**Problem description**: Repeat every entry in the listing below, exactly.
───── Dataset rows
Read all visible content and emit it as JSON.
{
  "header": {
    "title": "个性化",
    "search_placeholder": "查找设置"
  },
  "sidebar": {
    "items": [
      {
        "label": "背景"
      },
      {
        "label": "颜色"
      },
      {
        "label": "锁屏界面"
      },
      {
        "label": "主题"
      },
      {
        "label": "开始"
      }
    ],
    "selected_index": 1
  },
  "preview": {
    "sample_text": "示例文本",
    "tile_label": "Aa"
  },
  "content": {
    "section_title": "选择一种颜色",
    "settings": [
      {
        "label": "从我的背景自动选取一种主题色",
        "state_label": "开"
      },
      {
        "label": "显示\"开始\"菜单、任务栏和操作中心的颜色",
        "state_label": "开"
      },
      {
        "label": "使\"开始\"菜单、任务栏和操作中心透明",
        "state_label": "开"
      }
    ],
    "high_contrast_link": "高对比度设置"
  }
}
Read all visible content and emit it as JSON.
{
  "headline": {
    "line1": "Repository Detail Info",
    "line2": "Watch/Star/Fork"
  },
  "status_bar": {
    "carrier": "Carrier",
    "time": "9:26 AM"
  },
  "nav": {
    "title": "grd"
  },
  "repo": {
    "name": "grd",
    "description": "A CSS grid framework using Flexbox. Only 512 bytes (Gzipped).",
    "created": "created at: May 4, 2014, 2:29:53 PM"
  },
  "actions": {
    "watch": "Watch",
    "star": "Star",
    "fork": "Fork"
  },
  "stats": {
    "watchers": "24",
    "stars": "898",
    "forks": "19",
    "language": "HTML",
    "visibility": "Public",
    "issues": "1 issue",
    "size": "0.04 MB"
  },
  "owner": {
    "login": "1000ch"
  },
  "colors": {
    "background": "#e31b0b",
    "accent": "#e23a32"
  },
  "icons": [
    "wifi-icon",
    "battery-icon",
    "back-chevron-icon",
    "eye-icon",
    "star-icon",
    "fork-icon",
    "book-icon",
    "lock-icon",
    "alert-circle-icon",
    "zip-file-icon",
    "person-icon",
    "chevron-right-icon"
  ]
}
──────────
**Exercise result**:
Read all visible content and emit it as JSON.
{
  "header": {
    "title": "个性化",
    "search_placeholder": "查找设置"
  },
  "sidebar": {
    "items": [
      {
        "label": "背景"
      },
      {
        "label": "颜色"
      },
      {
        "label": "锁屏界面"
      },
      {
        "label": "主题"
      },
      {
        "label": "开始"
      }
    ],
    "selected_index": 1
  },
  "preview": {
    "sample_text": "示例文本",
    "tile_label": "Aa"
  },
  "content": {
    "section_title": "选择一种颜色",
    "settings": [
      {
        "label": "从我的背景自动选取一种主题色",
        "state_label": "开"
      },
      {
        "label": "显示\"开始\"菜单、任务栏和操作中心的颜色",
        "state_label": "开"
      },
      {
        "label": "使\"开始\"菜单、任务栏和操作中心透明",
        "state_label": "开"
      }
    ],
    "high_contrast_link": "高对比度设置"
  }
}
Read all visible content and emit it as JSON.
{
  "headline": {
    "line1": "Repository Detail Info",
    "line2": "Watch/Star/Fork"
  },
  "status_bar": {
    "carrier": "Carrier",
    "time": "9:26 AM"
  },
  "nav": {
    "title": "grd"
  },
  "repo": {
    "name": "grd",
    "description": "A CSS grid framework using Flexbox. Only 512 bytes (Gzipped).",
    "created": "created at: May 4, 2014, 2:29:53 PM"
  },
  "actions": {
    "watch": "Watch",
    "star": "Star",
    "fork": "Fork"
  },
  "stats": {
    "watchers": "24",
    "stars": "898",
    "forks": "19",
    "language": "HTML",
    "visibility": "Public",
    "issues": "1 issue",
    "size": "0.04 MB"
  },
  "owner": {
    "login": "1000ch"
  },
  "colors": {
    "background": "#e31b0b",
    "accent": "#e23a32"
  },
  "icons": [
    "wifi-icon",
    "battery-icon",
    "back-chevron-icon",
    "eye-icon",
    "star-icon",
    "fork-icon",
    "book-icon",
    "lock-icon",
    "alert-circle-icon",
    "zip-file-icon",
    "person-icon",
    "chevron-right-icon"
  ]
}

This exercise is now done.